Task directions:
Copy the records starting at the line that contains "Itemize the components" and ending at the line that contains "strip-block [38, 418, 98, 464]", substituting "competency standards" for every "skill standards" and changing nothing else. Omit the pictures from your copy.

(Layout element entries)
>>>>>
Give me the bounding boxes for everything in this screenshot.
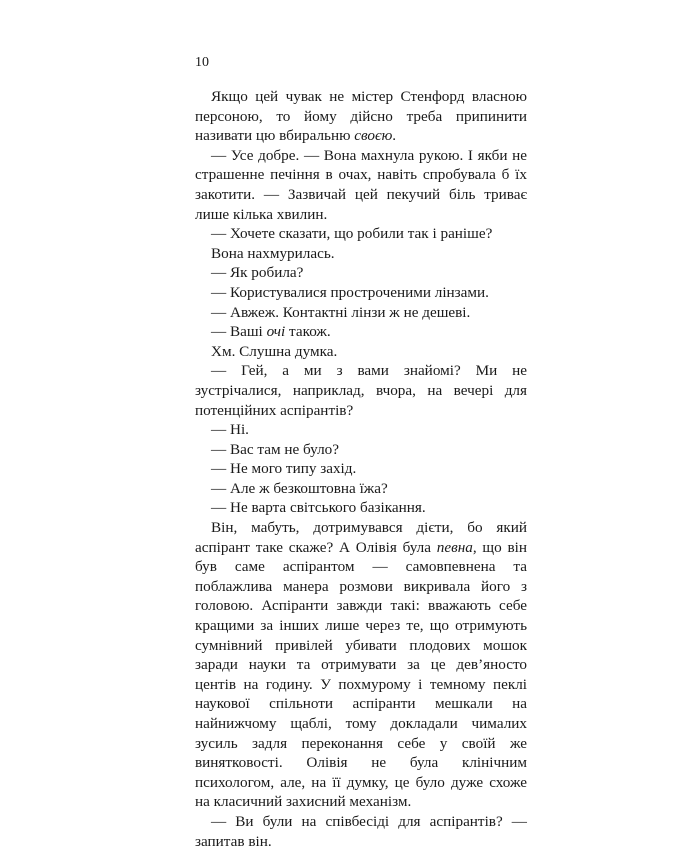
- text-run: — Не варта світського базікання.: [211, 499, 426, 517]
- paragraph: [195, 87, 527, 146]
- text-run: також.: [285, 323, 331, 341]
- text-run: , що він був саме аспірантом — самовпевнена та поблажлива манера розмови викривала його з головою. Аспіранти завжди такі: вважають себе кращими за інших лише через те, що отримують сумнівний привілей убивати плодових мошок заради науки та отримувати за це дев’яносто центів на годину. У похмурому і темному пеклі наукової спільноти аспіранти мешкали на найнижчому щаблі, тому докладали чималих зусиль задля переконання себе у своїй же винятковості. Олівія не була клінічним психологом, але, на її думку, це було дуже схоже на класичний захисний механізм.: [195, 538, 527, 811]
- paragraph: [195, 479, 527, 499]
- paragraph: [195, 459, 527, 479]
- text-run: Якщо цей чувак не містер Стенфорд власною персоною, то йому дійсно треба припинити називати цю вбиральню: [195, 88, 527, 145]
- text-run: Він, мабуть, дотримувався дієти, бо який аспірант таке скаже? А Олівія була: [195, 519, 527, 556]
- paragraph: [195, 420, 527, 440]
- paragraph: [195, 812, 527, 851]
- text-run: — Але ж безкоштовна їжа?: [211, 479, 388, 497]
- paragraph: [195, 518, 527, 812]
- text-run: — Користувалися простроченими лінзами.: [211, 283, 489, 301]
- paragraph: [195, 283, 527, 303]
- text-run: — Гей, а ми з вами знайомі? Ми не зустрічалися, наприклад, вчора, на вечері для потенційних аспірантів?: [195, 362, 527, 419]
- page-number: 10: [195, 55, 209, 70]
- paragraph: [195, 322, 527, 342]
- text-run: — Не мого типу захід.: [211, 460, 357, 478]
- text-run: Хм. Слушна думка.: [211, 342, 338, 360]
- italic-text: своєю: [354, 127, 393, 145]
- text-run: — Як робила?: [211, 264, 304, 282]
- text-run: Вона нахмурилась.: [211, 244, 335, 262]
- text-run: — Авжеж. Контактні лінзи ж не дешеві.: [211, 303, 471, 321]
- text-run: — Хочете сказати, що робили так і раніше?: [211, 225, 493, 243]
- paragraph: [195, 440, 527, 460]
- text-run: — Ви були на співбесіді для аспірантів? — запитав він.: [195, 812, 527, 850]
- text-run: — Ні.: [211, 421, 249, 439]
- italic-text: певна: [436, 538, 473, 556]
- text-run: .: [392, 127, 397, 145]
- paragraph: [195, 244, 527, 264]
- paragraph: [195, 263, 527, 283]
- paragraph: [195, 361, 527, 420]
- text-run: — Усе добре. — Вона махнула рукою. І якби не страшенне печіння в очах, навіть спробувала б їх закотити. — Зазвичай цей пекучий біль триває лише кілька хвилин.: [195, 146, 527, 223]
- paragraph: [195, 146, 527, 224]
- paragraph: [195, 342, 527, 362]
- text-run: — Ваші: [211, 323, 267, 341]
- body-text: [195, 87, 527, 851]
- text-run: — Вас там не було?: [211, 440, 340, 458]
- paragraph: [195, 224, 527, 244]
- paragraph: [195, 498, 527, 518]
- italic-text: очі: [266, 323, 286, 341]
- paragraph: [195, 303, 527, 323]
<<<<<
>>>>>
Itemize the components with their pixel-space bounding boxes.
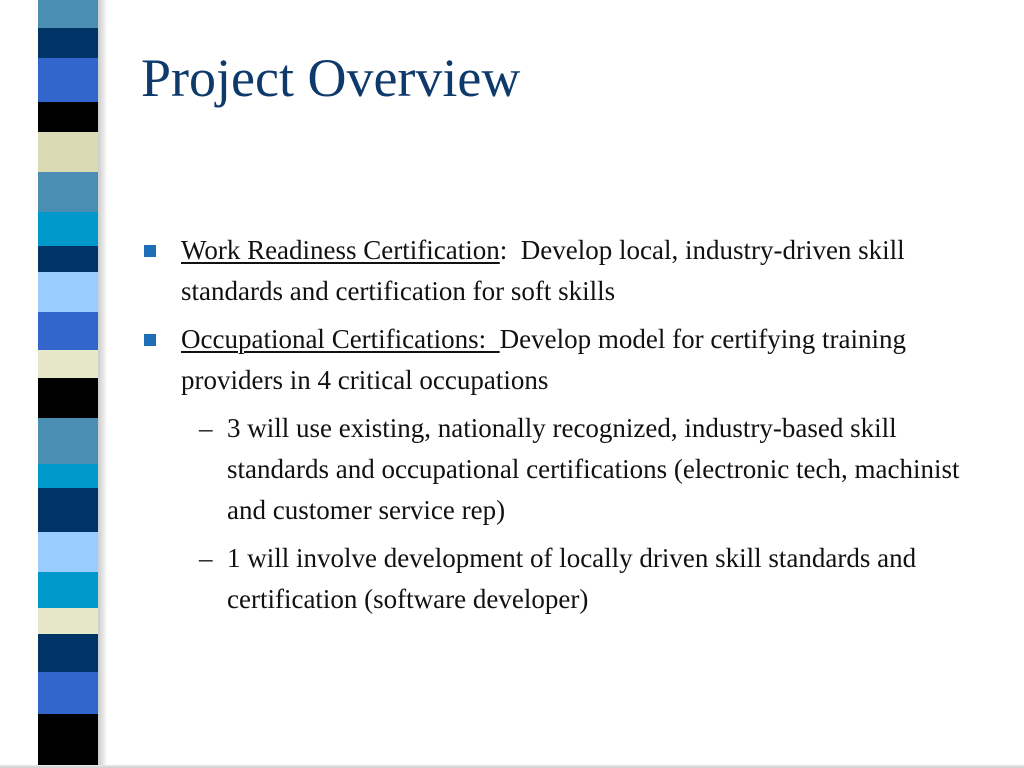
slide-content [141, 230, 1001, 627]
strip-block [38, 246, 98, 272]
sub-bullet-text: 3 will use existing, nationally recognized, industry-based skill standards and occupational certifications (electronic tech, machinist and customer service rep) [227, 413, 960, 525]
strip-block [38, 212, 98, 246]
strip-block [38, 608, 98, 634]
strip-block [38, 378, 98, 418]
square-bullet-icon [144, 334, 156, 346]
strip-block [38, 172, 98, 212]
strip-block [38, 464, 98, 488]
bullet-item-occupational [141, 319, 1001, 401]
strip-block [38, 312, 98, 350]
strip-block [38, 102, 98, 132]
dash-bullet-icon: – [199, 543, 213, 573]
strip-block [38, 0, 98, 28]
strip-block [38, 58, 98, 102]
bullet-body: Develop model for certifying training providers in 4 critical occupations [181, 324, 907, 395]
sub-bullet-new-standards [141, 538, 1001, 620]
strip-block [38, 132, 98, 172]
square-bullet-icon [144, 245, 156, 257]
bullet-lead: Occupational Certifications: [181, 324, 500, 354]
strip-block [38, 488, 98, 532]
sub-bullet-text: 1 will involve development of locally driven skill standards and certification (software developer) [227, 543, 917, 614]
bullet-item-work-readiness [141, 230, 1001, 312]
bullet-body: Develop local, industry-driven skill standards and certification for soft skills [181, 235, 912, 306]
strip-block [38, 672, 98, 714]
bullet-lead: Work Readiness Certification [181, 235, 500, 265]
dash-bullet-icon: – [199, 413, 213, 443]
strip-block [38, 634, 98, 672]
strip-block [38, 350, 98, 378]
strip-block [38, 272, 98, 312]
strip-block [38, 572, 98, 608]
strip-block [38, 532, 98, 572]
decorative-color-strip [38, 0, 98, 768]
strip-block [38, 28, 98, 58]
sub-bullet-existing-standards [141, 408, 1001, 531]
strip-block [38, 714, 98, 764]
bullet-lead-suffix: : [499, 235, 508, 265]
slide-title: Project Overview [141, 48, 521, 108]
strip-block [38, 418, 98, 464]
<<<<<
Written answer:
Itemize the components with their pixel-space bounding boxes.
slide-content [141, 230, 1001, 627]
strip-block [38, 246, 98, 272]
sub-bullet-text: 3 will use existing, nationally recognized, industry-based competency standards and occupational certifications (electronic tech, machinist and customer service rep) [227, 413, 960, 525]
strip-block [38, 212, 98, 246]
strip-block [38, 608, 98, 634]
strip-block [38, 378, 98, 418]
square-bullet-icon [144, 334, 156, 346]
strip-block [38, 172, 98, 212]
strip-block [38, 464, 98, 488]
bullet-item-occupational [141, 319, 1001, 401]
strip-block [38, 312, 98, 350]
strip-block [38, 102, 98, 132]
dash-bullet-icon: – [199, 543, 213, 573]
strip-block [38, 0, 98, 28]
strip-block [38, 58, 98, 102]
bullet-body: Develop model for certifying training providers in 4 critical occupations [181, 324, 907, 395]
sub-bullet-new-standards [141, 538, 1001, 620]
strip-block [38, 132, 98, 172]
square-bullet-icon [144, 245, 156, 257]
bullet-lead: Occupational Certifications: [181, 324, 500, 354]
strip-block [38, 488, 98, 532]
sub-bullet-text: 1 will involve development of locally driven competency standards and certification (software developer) [227, 543, 917, 614]
bullet-item-work-readiness [141, 230, 1001, 312]
bullet-body: Develop local, industry-driven competency standards and certification for soft skills [181, 235, 912, 306]
strip-block [38, 672, 98, 714]
bullet-lead: Work Readiness Certification [181, 235, 500, 265]
dash-bullet-icon: – [199, 413, 213, 443]
strip-block [38, 634, 98, 672]
strip-block [38, 350, 98, 378]
strip-block [38, 272, 98, 312]
strip-block [38, 572, 98, 608]
strip-block [38, 532, 98, 572]
decorative-color-strip [38, 0, 98, 768]
strip-block [38, 28, 98, 58]
sub-bullet-existing-standards [141, 408, 1001, 531]
strip-block [38, 714, 98, 764]
bullet-lead-suffix: : [499, 235, 508, 265]
slide-title: Project Overview [141, 48, 521, 108]
strip-block [38, 418, 98, 464]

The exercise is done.